## Directions
Transcribe each of the records below exactly, excluding all pictures.

>> begin

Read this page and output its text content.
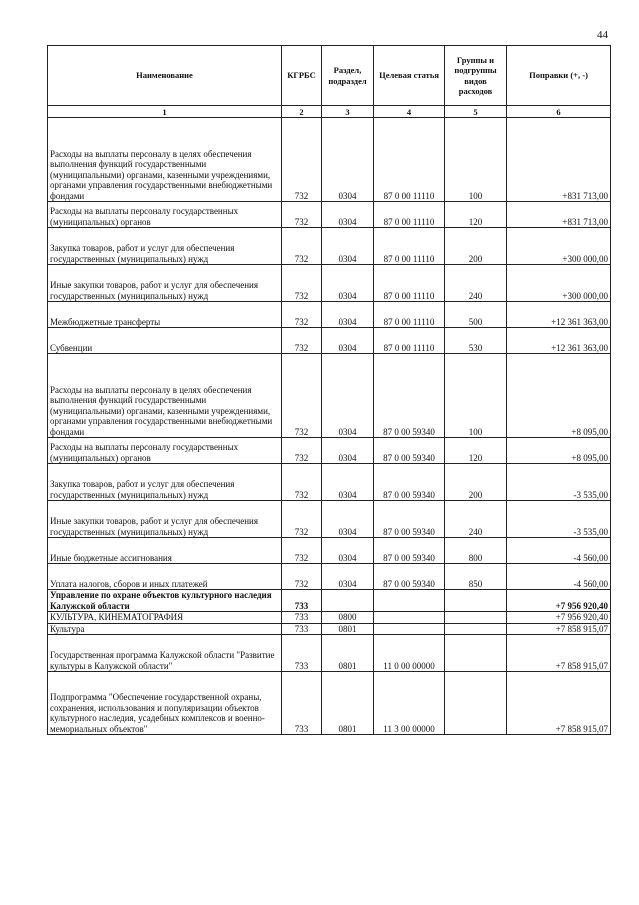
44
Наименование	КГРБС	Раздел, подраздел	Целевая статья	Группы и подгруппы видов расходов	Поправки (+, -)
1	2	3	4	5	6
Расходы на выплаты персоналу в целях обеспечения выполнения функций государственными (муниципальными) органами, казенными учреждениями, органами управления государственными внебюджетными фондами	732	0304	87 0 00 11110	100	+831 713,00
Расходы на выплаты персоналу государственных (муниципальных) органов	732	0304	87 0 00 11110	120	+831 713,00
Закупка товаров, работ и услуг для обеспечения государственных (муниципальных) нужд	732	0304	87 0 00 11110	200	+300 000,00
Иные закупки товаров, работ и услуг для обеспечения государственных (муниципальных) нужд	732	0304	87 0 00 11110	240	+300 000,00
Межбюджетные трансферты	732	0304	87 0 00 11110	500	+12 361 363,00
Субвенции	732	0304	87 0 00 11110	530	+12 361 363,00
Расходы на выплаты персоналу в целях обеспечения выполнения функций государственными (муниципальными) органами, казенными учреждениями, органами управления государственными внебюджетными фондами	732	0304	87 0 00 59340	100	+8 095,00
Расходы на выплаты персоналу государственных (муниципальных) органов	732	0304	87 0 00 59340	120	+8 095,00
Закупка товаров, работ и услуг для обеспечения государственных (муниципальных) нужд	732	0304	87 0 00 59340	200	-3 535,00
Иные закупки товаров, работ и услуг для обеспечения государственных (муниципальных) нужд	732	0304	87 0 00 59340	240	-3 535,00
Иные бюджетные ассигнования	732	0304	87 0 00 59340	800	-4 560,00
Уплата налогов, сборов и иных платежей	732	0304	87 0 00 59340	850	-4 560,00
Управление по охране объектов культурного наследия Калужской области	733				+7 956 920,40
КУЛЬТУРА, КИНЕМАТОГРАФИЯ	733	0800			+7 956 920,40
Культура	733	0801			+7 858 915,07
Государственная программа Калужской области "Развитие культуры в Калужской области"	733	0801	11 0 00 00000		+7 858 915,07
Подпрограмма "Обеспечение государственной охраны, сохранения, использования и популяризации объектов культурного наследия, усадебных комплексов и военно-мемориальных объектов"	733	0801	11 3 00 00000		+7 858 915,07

>> end

## Output
Read this page and output its text content.
44
Наименование	КГРБС	Раздел, подраздел	Целевая статья	Группы и подгруппы видов расходов	Поправки (+, -)
1	2	3	4	5	6
Расходы на выплаты персоналу в целях обеспечения выполнения функций государственными (муниципальными) органами, казенными учреждениями, органами управления государственными внебюджетными фондами	732	0304	87 0 00 11110	100	+831 713,00
Расходы на выплаты персоналу государственных (муниципальных) органов	732	0304	87 0 00 11110	120	+831 713,00
Закупка товаров, работ и услуг для обеспечения государственных (муниципальных) нужд	732	0304	87 0 00 11110	200	+300 000,00
Иные закупки товаров, работ и услуг для обеспечения государственных (муниципальных) нужд	732	0304	87 0 00 11110	240	+300 000,00
Межбюджетные трансферты	732	0304	87 0 00 11110	500	+12 361 363,00
Субвенции	732	0304	87 0 00 11110	530	+12 361 363,00
Расходы на выплаты персоналу в целях обеспечения выполнения функций государственными (муниципальными) органами, казенными учреждениями, органами управления государственными внебюджетными фондами	732	0304	87 0 00 59340	100	+8 095,00
Расходы на выплаты персоналу государственных (муниципальных) органов	732	0304	87 0 00 59340	120	+8 095,00
Закупка товаров, работ и услуг для обеспечения государственных (муниципальных) нужд	732	0304	87 0 00 59340	200	-3 535,00
Иные закупки товаров, работ и услуг для обеспечения государственных (муниципальных) нужд	732	0304	87 0 00 59340	240	-3 535,00
Иные бюджетные ассигнования	732	0304	87 0 00 59340	800	-4 560,00
Уплата налогов, сборов и иных платежей	732	0304	87 0 00 59340	850	-4 560,00
Управление по охране объектов культурного наследия Калужской области	733				+7 956 920,40
КУЛЬТУРА, КИНЕМАТОГРАФИЯ	733	0800			+7 956 920,40
Культура	733	0801			+7 858 915,07
Государственная программа Калужской области "Развитие культуры в Калужской области"	733	0801	11 0 00 00000		+7 858 915,07
Подпрограмма "Обеспечение государственной охраны, сохранения, использования и популяризации объектов культурного наследия, усадебных комплексов и военно-мемориальных объектов"	733	0801	11 3 00 00000		+7 858 915,07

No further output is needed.